→ **PROBLEM DESCRIPTION**: Each entry must be reproduced precisely as it stands.

[Source records]

↓

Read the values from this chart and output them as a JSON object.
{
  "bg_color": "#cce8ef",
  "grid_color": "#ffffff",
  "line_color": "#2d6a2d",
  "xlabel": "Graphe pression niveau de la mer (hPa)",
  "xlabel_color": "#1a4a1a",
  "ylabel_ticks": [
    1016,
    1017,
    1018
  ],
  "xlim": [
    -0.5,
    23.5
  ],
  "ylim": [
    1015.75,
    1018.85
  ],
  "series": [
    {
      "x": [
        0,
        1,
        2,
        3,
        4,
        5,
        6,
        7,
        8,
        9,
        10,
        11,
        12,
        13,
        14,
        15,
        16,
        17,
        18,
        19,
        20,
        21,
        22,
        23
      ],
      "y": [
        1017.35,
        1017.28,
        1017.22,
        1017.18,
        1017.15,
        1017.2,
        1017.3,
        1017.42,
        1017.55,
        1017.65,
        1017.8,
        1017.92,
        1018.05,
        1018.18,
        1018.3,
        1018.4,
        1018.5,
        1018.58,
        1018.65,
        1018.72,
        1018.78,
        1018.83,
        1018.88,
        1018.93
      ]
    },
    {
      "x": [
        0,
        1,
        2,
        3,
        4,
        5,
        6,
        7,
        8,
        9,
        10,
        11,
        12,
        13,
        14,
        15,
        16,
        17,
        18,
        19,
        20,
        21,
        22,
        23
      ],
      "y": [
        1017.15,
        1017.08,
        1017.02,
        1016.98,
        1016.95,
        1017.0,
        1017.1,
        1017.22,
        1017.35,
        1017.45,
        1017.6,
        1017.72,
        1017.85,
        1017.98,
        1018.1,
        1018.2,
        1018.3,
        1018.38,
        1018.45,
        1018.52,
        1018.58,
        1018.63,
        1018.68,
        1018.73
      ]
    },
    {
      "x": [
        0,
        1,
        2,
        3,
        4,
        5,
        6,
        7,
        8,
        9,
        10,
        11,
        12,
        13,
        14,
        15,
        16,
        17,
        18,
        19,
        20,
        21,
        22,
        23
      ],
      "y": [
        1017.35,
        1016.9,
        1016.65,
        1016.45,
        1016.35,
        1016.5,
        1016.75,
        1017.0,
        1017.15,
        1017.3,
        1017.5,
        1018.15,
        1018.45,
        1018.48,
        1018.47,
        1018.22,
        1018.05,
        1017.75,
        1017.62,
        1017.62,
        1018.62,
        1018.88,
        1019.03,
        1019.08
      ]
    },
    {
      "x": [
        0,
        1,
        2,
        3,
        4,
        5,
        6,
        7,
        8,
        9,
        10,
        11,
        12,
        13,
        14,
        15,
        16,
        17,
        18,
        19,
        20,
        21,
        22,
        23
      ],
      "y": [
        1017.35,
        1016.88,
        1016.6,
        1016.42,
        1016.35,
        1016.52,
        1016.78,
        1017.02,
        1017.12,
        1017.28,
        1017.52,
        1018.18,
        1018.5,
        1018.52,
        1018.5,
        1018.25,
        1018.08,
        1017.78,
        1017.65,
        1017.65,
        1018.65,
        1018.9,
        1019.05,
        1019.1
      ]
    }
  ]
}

↑

→ **THE RESPONSE**:
Read the values from this chart and output them as a JSON object.
{
  "bg_color": "#cce8ef",
  "grid_color": "#ffffff",
  "line_color": "#2d6a2d",
  "xlabel": "Graphe pression niveau de la mer (hPa)",
  "xlabel_color": "#1a4a1a",
  "ylabel_ticks": [
    1016,
    1017,
    1018
  ],
  "xlim": [
    -0.5,
    23.5
  ],
  "ylim": [
    1015.75,
    1018.85
  ],
  "series": [
    {
      "x": [
        0,
        1,
        2,
        3,
        4,
        5,
        6,
        7,
        8,
        9,
        10,
        11,
        12,
        13,
        14,
        15,
        16,
        17,
        18,
        19,
        20,
        21,
        22,
        23
      ],
      "y": [
        1017.35,
        1017.28,
        1017.22,
        1017.18,
        1017.15,
        1017.2,
        1017.3,
        1017.42,
        1017.55,
        1017.65,
        1017.8,
        1017.92,
        1018.05,
        1018.18,
        1018.3,
        1018.4,
        1018.5,
        1018.58,
        1018.65,
        1018.72,
        1018.78,
        1018.83,
        1018.88,
        1018.93
      ]
    },
    {
      "x": [
        0,
        1,
        2,
        3,
        4,
        5,
        6,
        7,
        8,
        9,
        10,
        11,
        12,
        13,
        14,
        15,
        16,
        17,
        18,
        19,
        20,
        21,
        22,
        23
      ],
      "y": [
        1017.15,
        1017.08,
        1017.02,
        1016.98,
        1016.95,
        1017.0,
        1017.1,
        1017.22,
        1017.35,
        1017.45,
        1017.6,
        1017.72,
        1017.85,
        1017.98,
        1018.1,
        1018.2,
        1018.3,
        1018.38,
        1018.45,
        1018.52,
        1018.58,
        1018.63,
        1018.68,
        1018.73
      ]
    },
    {
      "x": [
        0,
        1,
        2,
        3,
        4,
        5,
        6,
        7,
        8,
        9,
        10,
        11,
        12,
        13,
        14,
        15,
        16,
        17,
        18,
        19,
        20,
        21,
        22,
        23
      ],
      "y": [
        1017.35,
        1016.9,
        1016.65,
        1016.45,
        1016.35,
        1016.5,
        1016.75,
        1017.0,
        1017.15,
        1017.3,
        1017.5,
        1018.15,
        1018.45,
        1018.48,
        1018.47,
        1018.22,
        1018.05,
        1017.75,
        1017.62,
        1017.62,
        1018.62,
        1018.88,
        1019.03,
        1019.08
      ]
    },
    {
      "x": [
        0,
        1,
        2,
        3,
        4,
        5,
        6,
        7,
        8,
        9,
        10,
        11,
        12,
        13,
        14,
        15,
        16,
        17,
        18,
        19,
        20,
        21,
        22,
        23
      ],
      "y": [
        1017.35,
        1016.88,
        1016.6,
        1016.42,
        1016.35,
        1016.52,
        1016.78,
        1017.02,
        1017.12,
        1017.28,
        1017.52,
        1018.18,
        1018.5,
        1018.52,
        1018.5,
        1018.25,
        1018.08,
        1017.78,
        1017.65,
        1017.65,
        1018.65,
        1018.9,
        1019.05,
        1019.1
      ]
    }
  ]
}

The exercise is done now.